> **Problem statement**
Quote the whole listing word for word. Do not include the pictures.

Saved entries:

## BEGIN

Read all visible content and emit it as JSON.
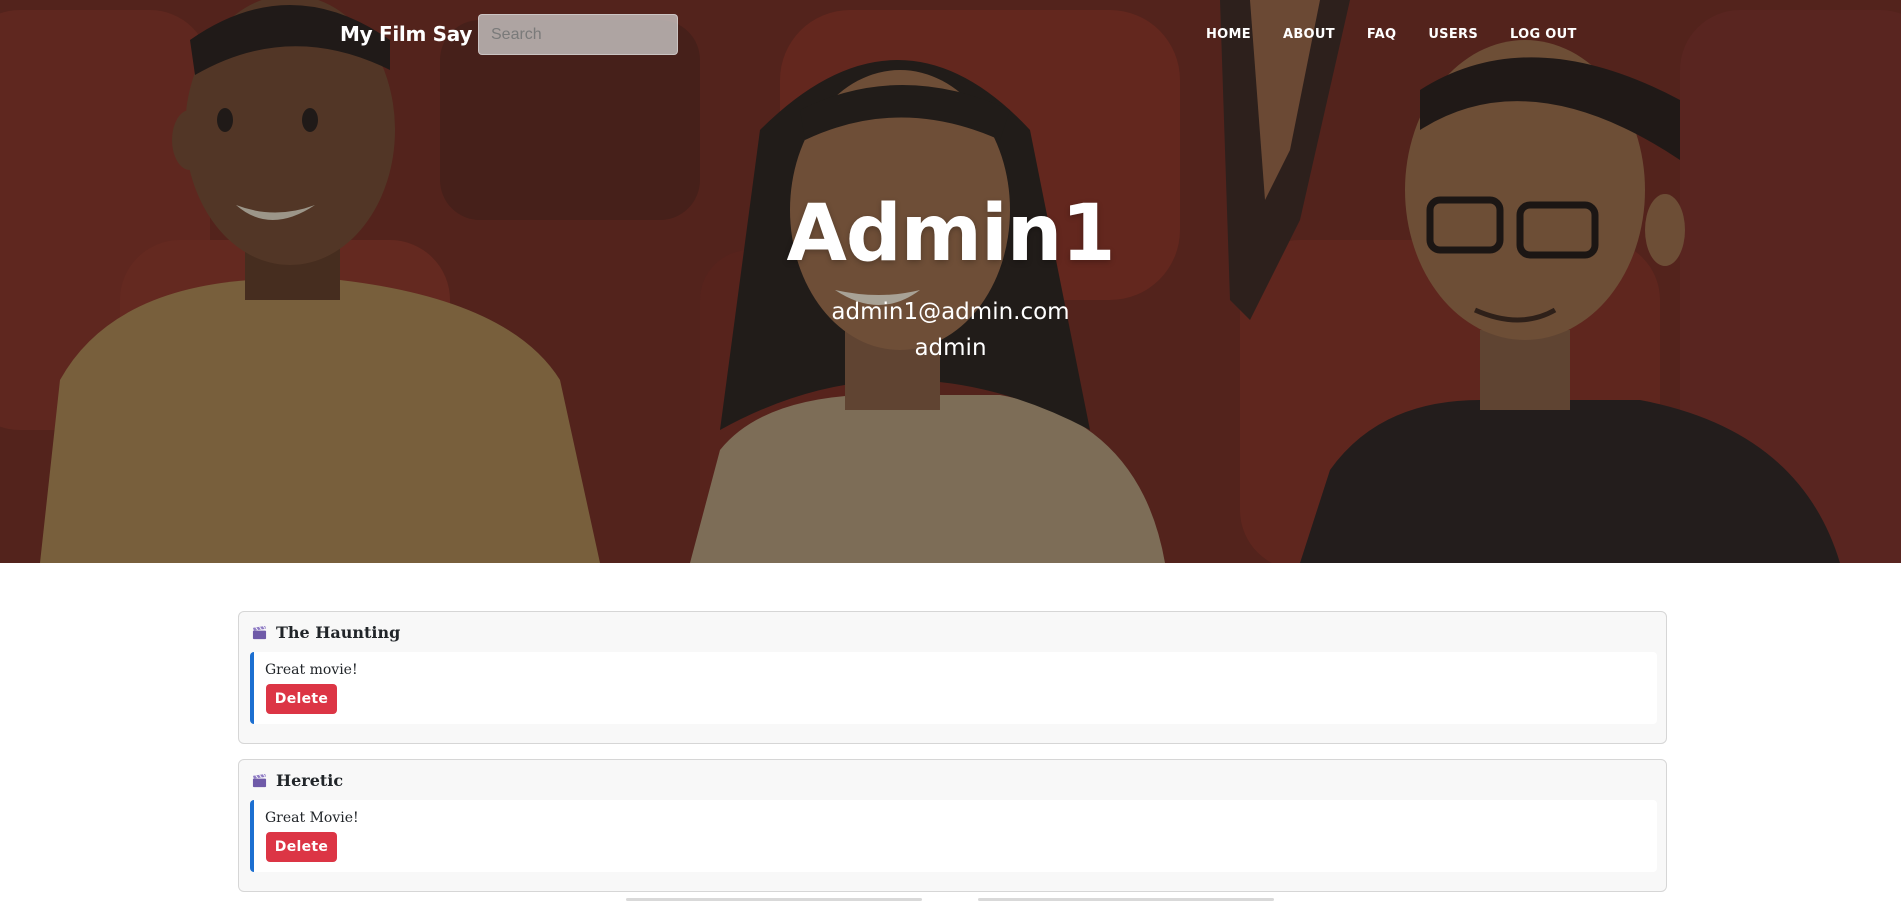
{
  "navbar": {
    "brand": "My Film Say",
    "search_placeholder": "Search",
    "links": [
      "HOME",
      "ABOUT",
      "FAQ",
      "USERS",
      "LOG OUT"
    ]
  },
  "profile": {
    "username": "Admin1",
    "email": "admin1@admin.com",
    "role": "admin"
  },
  "reviews": [
    {
      "icon": "clapperboard-icon",
      "film": "The Haunting",
      "text": "Great movie!",
      "delete_label": "Delete"
    },
    {
      "icon": "clapperboard-icon",
      "film": "Heretic",
      "text": "Great Movie!",
      "delete_label": "Delete"
    }
  ],
  "colors": {
    "hero_background": "#5e2a22",
    "delete_button": "#dc3545",
    "review_accent": "#1c6fd1",
    "nav_text": "#ffffff"
  }
}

## END

> **Expected answer**
Read all visible content and emit it as JSON.
{
  "navbar": {
    "brand": "My Film Say",
    "search_placeholder": "Search",
    "links": [
      "HOME",
      "ABOUT",
      "FAQ",
      "USERS",
      "LOG OUT"
    ]
  },
  "profile": {
    "username": "Admin1",
    "email": "admin1@admin.com",
    "role": "admin"
  },
  "reviews": [
    {
      "icon": "clapperboard-icon",
      "film": "The Haunting",
      "text": "Great movie!",
      "delete_label": "Delete"
    },
    {
      "icon": "clapperboard-icon",
      "film": "Heretic",
      "text": "Great Movie!",
      "delete_label": "Delete"
    }
  ],
  "colors": {
    "hero_background": "#5e2a22",
    "delete_button": "#dc3545",
    "review_accent": "#1c6fd1",
    "nav_text": "#ffffff"
  }
}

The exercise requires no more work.